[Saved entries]
********

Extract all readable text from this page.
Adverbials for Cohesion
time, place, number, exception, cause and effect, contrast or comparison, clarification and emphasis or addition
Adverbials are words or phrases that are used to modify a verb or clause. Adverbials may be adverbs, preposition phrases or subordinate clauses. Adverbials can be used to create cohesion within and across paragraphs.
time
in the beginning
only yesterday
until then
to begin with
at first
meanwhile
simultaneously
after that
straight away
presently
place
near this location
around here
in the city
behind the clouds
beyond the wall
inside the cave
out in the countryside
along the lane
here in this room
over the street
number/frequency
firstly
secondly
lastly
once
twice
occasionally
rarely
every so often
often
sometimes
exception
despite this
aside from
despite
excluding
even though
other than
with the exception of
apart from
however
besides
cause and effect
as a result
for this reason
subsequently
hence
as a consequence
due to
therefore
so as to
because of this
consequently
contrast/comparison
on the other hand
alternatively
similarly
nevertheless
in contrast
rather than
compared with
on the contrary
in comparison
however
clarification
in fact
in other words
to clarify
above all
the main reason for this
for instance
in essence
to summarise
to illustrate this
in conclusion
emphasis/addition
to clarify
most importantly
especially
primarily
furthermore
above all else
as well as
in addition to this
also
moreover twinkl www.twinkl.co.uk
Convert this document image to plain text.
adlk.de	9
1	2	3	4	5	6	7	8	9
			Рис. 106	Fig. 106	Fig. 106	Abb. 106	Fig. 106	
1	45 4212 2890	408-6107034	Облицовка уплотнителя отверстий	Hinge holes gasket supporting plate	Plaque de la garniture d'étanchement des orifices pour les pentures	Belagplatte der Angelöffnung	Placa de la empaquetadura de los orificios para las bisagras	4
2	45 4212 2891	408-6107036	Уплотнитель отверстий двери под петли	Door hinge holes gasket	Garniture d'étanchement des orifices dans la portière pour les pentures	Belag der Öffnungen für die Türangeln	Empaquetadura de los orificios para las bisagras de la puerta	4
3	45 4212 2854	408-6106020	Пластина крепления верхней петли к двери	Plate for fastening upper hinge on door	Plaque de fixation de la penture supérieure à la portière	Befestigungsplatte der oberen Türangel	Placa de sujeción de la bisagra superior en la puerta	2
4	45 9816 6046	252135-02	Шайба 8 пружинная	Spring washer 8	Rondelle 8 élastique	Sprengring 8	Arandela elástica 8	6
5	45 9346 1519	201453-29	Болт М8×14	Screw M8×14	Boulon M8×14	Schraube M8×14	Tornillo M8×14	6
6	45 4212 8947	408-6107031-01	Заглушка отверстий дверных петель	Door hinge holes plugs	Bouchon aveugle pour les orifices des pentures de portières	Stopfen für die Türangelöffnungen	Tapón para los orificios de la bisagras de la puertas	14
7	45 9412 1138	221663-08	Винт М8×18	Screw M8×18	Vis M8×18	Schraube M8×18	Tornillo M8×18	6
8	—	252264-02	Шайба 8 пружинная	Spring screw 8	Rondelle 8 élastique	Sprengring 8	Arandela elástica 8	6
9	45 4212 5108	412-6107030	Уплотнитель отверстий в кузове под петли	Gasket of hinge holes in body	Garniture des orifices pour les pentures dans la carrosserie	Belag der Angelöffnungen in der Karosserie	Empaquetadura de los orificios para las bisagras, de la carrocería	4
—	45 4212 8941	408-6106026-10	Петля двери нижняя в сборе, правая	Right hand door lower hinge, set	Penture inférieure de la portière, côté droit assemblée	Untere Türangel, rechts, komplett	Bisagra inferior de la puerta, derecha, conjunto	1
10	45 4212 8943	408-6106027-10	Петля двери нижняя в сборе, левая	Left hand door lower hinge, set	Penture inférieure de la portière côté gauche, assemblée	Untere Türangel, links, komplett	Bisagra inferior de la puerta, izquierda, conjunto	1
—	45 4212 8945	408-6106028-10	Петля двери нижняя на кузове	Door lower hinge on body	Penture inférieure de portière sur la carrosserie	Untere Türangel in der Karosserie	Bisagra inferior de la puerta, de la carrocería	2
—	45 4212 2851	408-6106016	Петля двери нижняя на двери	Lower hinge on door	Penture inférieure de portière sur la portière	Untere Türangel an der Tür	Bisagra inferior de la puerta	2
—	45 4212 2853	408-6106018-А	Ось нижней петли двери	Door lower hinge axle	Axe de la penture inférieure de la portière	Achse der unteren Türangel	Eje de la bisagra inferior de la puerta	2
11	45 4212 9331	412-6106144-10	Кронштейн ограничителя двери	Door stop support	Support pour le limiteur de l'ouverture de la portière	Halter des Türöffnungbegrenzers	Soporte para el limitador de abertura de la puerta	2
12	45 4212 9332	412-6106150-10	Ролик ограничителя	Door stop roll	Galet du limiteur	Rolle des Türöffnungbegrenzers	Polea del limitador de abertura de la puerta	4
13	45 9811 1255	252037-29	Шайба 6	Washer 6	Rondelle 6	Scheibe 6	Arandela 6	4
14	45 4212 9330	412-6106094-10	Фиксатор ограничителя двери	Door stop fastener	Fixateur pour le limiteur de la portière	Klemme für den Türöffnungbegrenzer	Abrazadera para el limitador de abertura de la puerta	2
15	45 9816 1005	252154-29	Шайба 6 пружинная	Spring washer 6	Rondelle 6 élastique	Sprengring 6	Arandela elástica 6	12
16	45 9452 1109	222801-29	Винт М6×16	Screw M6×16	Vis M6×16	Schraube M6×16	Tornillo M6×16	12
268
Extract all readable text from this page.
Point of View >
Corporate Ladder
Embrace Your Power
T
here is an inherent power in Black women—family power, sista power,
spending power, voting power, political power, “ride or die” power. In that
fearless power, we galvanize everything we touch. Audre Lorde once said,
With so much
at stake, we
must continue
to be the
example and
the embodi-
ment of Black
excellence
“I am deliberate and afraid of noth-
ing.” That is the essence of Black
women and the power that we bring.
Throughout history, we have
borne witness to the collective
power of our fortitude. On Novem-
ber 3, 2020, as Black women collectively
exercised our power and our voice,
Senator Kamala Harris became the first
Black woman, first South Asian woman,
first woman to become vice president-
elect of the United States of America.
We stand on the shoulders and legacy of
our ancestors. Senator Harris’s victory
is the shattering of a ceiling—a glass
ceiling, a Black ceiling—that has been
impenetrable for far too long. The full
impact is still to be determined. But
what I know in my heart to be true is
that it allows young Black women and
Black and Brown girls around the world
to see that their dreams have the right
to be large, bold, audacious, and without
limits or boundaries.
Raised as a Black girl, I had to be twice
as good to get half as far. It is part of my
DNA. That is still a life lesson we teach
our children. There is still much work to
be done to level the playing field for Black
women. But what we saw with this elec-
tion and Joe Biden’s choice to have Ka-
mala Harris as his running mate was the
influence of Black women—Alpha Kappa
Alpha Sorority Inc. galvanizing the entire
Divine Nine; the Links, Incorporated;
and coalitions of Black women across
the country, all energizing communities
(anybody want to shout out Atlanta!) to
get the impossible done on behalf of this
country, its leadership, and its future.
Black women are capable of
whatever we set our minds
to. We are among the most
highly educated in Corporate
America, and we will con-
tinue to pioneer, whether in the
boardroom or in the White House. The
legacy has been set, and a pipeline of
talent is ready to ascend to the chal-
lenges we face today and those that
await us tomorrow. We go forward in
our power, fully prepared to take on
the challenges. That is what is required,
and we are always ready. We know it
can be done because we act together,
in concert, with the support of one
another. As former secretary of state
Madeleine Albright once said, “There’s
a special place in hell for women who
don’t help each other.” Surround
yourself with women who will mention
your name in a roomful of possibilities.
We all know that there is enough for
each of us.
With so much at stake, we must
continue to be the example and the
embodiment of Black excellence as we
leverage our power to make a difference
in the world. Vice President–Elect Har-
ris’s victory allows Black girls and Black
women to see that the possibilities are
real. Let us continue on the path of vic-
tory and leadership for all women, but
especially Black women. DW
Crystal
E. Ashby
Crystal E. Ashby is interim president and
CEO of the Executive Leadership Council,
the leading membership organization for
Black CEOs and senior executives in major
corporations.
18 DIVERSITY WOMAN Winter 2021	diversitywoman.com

********

WHAT YOU NEED TO DO: Within the data above, pick out all lines holding the word "Placa".

EXERCISE OUTPUT:
1	45 4212 2890	408-6107034	Облицовка уплотнителя отверстий	Hinge holes gasket supporting plate	Plaque de la garniture d'étanchement des orifices pour les pentures	Belagplatte der Angelöffnung	Placa de la empaquetadura de los orificios para las bisagras	4
3	45 4212 2854	408-6106020	Пластина крепления верхней петли к двери	Plate for fastening upper hinge on door	Plaque de fixation de la penture supérieure à la portière	Befestigungsplatte der oberen Türangel	Placa de sujeción de la bisagra superior en la puerta	2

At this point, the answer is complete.